START SUPPLIED DATA

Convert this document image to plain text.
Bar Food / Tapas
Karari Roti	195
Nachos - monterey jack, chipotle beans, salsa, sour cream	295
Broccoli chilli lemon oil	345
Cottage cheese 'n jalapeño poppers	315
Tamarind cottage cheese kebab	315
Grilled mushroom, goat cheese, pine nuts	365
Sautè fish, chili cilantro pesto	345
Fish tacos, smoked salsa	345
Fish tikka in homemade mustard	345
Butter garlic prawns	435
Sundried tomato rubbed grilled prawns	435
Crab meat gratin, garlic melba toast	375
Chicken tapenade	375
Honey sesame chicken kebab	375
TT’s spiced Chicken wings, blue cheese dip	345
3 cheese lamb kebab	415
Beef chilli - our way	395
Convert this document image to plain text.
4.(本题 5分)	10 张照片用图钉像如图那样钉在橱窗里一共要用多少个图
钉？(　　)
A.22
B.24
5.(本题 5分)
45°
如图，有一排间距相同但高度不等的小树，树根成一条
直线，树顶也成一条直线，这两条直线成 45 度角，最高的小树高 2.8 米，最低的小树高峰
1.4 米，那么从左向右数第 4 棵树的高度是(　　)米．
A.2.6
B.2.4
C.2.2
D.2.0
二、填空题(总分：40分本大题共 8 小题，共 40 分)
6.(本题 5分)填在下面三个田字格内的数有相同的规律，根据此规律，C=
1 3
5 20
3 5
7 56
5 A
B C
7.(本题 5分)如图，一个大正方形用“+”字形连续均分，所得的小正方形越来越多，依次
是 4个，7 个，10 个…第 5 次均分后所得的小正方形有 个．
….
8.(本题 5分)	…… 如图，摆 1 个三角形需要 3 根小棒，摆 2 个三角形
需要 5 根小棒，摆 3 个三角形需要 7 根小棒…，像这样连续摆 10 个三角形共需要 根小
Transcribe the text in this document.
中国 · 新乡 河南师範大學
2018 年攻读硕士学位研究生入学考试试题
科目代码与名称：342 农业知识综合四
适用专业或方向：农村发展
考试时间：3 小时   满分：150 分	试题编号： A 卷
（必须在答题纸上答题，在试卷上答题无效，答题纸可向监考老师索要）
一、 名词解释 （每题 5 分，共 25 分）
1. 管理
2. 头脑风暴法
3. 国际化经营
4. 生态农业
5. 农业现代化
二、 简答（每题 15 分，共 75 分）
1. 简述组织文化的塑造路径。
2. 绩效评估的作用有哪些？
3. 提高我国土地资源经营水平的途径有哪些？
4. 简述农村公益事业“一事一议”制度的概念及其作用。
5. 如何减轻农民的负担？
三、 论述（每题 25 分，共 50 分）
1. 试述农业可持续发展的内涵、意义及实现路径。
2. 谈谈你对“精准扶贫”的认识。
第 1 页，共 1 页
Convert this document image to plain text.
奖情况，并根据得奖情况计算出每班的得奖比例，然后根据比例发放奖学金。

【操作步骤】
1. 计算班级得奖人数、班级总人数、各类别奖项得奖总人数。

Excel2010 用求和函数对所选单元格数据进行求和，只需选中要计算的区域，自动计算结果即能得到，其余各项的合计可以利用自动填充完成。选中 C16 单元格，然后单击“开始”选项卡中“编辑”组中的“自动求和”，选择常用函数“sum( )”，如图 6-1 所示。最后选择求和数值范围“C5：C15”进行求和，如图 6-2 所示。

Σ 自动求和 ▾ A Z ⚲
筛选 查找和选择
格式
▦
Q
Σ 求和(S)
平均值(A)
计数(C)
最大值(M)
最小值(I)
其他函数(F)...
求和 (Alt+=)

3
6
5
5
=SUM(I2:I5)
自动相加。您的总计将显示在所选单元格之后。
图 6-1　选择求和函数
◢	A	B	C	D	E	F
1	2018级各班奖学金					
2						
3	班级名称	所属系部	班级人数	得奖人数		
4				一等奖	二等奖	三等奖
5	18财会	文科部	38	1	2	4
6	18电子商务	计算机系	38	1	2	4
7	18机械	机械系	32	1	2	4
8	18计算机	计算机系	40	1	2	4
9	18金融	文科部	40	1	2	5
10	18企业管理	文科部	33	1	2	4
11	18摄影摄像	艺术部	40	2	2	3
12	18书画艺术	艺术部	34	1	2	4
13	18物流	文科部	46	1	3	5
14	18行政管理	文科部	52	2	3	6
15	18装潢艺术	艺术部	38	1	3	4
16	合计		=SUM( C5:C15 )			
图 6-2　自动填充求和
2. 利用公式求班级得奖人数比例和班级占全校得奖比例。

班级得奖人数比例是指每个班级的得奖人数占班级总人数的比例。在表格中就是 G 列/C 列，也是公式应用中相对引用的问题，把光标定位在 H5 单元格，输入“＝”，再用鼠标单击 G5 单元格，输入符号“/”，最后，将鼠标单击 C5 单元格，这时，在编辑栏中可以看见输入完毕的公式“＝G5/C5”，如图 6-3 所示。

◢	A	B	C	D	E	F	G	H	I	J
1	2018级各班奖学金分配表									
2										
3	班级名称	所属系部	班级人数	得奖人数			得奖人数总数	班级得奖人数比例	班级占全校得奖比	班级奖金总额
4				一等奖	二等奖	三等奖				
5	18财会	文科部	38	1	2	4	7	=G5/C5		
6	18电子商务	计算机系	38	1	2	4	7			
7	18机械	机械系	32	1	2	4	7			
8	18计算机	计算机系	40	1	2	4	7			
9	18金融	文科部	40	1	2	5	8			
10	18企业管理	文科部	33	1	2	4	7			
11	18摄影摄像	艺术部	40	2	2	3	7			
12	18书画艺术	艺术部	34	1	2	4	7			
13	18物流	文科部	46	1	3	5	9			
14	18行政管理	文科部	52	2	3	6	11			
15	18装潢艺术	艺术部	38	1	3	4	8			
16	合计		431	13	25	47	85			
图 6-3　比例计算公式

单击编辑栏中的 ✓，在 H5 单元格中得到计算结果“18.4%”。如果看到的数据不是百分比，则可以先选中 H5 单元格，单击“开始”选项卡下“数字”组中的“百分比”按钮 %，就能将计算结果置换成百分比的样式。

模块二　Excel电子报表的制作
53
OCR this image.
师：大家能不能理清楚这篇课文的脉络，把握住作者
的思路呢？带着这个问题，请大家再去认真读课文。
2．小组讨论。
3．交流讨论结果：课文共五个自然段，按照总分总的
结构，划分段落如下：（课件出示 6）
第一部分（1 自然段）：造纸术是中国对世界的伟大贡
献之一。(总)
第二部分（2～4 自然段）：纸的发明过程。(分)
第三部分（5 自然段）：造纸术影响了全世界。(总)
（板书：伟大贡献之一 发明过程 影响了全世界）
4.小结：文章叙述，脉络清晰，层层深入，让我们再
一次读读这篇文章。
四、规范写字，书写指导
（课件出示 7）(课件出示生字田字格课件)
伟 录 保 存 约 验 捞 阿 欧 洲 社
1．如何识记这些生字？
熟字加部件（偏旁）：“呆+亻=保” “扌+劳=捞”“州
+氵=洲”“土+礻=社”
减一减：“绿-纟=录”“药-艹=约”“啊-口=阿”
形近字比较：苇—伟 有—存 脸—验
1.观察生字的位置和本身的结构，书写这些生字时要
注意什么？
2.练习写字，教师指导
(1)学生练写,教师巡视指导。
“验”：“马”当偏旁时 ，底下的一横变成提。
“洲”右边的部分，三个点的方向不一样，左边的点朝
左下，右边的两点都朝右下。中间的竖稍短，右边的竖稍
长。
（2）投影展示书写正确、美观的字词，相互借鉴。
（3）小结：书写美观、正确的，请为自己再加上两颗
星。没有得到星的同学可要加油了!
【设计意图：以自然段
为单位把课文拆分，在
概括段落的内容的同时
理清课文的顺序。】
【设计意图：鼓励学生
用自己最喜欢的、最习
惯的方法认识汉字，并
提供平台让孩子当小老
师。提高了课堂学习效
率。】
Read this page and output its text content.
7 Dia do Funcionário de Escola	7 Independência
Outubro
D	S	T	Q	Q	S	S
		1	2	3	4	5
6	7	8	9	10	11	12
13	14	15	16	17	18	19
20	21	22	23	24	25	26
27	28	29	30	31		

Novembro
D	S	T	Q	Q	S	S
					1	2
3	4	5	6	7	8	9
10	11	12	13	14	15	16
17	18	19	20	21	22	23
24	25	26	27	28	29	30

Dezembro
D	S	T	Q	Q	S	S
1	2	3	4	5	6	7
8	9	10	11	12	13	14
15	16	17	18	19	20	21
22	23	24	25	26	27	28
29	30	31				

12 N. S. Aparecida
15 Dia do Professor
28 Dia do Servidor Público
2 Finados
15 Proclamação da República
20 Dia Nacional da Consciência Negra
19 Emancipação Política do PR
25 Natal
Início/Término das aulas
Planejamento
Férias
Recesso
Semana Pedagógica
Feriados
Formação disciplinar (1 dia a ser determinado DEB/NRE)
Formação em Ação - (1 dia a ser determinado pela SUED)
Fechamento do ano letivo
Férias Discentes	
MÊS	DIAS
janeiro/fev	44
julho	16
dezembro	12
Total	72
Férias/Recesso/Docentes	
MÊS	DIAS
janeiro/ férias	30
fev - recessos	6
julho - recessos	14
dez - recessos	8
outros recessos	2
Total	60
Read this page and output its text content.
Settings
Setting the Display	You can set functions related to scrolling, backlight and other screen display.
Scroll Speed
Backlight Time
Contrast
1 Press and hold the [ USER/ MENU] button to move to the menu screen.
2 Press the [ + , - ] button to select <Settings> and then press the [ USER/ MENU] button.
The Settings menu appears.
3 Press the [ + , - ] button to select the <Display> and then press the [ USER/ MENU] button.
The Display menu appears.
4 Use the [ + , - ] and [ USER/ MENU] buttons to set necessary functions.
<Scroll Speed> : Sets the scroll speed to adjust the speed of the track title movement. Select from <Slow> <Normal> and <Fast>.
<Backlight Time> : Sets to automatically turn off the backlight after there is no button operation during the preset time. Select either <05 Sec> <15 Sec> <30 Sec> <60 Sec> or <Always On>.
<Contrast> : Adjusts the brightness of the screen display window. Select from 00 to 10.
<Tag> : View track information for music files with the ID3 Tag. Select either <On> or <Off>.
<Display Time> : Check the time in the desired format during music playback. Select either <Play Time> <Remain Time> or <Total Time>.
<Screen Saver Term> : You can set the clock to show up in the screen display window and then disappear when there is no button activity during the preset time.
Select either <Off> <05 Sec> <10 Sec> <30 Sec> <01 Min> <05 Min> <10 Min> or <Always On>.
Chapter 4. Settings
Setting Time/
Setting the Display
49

END SUPPLIED DATA

> [TASK TO COMPLETE]
Scan the records above for the string "个三角形需要", then report every line that contains it.

> [IN RESPONSE]
8.(本题 5分)	…… 如图，摆 1 个三角形需要 3 根小棒，摆 2 个三角形
需要 5 根小棒，摆 3 个三角形需要 7 根小棒…，像这样连续摆 10 个三角形共需要 根小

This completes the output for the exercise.